▸ **GIVEN EXERCISE**: Pull out every line of the listing below where "окорухового" appears.

▸ **ENTRIES SUPPLIED**:
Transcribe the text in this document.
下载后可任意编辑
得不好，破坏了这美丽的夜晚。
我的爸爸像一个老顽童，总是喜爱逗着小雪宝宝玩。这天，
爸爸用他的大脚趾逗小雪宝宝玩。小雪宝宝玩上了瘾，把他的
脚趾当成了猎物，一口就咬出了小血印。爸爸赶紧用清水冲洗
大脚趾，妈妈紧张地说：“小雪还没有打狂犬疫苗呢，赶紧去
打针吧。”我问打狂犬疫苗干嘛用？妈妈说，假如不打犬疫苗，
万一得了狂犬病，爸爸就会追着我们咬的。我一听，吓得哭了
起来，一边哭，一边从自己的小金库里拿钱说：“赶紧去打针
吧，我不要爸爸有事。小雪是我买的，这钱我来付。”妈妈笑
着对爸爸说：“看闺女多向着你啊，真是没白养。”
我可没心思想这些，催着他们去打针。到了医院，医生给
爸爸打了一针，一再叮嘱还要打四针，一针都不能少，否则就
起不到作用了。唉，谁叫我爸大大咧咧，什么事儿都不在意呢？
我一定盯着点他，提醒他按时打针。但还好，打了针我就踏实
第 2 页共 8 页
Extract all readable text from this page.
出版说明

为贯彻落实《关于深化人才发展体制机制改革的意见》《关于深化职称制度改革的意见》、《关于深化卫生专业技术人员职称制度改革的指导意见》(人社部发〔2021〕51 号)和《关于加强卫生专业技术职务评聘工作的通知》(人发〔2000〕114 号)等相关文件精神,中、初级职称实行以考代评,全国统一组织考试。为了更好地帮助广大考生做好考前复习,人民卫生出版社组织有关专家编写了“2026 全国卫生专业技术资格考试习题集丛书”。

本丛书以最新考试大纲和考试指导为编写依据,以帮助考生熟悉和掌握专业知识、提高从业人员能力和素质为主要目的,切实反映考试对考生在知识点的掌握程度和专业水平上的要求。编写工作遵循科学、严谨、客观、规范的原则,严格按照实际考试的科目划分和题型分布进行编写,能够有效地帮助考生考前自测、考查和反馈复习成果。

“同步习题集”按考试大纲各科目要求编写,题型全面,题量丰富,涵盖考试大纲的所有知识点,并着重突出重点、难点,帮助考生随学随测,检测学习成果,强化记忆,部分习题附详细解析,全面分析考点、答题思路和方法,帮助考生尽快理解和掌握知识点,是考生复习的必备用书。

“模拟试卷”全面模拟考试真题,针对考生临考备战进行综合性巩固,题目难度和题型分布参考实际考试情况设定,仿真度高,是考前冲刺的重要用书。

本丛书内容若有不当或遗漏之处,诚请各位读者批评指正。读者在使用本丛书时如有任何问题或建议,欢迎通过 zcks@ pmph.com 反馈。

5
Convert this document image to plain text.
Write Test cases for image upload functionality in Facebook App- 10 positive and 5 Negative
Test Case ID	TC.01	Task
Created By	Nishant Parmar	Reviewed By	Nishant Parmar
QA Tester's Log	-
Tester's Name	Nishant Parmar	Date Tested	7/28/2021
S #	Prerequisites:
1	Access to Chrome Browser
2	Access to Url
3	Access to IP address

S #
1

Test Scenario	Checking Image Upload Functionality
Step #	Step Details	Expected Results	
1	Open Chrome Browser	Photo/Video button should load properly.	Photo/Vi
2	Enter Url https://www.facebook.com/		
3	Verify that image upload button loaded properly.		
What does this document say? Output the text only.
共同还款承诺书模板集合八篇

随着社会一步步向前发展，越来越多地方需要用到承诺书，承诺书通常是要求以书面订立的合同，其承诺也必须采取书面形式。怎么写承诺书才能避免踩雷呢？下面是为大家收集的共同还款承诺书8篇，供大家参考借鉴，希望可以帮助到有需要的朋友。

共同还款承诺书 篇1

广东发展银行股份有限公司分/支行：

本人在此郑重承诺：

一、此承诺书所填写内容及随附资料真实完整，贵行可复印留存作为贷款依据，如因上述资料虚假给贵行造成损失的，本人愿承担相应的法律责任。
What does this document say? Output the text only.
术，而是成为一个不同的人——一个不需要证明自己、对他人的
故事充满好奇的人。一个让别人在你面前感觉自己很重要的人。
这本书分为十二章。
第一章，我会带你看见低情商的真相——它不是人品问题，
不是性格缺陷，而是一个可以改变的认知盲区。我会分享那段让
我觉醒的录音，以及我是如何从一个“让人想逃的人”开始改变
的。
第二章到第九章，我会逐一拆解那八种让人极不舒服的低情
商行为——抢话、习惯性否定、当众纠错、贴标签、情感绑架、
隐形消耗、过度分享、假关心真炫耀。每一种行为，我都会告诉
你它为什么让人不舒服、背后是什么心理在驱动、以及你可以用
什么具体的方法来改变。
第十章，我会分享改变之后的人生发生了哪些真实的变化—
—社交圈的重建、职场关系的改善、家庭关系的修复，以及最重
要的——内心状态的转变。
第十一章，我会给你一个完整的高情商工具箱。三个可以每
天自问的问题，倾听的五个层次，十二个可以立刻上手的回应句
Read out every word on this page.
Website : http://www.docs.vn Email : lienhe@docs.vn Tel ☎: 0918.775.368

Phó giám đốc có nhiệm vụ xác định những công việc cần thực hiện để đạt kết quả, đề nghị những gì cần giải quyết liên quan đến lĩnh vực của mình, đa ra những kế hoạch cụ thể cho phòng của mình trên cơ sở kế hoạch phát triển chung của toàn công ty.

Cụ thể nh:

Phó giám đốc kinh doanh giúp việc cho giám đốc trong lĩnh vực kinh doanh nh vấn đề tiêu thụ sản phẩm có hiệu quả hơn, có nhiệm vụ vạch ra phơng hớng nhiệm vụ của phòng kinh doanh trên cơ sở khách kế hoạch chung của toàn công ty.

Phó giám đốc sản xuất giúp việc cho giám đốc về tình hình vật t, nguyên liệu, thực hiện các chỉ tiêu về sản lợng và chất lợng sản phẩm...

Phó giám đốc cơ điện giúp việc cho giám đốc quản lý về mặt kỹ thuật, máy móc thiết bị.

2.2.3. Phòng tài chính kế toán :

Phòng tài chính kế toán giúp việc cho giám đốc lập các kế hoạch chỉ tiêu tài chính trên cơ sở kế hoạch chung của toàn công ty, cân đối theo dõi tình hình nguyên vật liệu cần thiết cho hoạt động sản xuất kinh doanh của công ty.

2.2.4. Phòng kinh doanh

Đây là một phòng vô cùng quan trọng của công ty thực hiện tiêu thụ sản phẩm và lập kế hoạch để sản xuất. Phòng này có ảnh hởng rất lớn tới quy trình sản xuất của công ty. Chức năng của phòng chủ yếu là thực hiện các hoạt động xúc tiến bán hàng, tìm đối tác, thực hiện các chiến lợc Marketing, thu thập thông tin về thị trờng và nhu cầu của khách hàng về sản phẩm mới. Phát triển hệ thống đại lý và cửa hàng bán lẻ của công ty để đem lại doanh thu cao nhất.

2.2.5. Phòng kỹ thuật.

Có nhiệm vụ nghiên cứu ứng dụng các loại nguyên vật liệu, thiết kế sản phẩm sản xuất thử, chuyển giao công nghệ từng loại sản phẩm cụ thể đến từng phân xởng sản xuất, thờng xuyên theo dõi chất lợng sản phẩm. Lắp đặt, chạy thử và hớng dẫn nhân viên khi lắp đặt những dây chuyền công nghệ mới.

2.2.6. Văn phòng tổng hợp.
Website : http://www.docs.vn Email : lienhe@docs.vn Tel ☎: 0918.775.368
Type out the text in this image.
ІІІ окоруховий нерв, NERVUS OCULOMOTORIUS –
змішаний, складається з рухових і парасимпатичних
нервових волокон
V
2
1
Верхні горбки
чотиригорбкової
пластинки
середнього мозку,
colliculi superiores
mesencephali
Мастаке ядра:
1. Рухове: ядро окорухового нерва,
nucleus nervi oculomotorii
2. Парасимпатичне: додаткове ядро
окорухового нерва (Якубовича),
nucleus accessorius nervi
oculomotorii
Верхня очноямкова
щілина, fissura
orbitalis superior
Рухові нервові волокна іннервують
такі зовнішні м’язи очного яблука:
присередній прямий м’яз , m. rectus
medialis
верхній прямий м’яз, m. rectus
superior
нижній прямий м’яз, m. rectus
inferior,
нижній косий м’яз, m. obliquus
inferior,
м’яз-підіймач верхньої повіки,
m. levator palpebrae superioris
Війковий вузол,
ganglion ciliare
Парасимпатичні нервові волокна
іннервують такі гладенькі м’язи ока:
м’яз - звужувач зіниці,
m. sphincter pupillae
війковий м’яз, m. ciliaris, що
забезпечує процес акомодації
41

▸ **OUTPUT OF THE TASK**:
1. Рухове: ядро окорухового нерва,
окорухового нерва (Якубовича),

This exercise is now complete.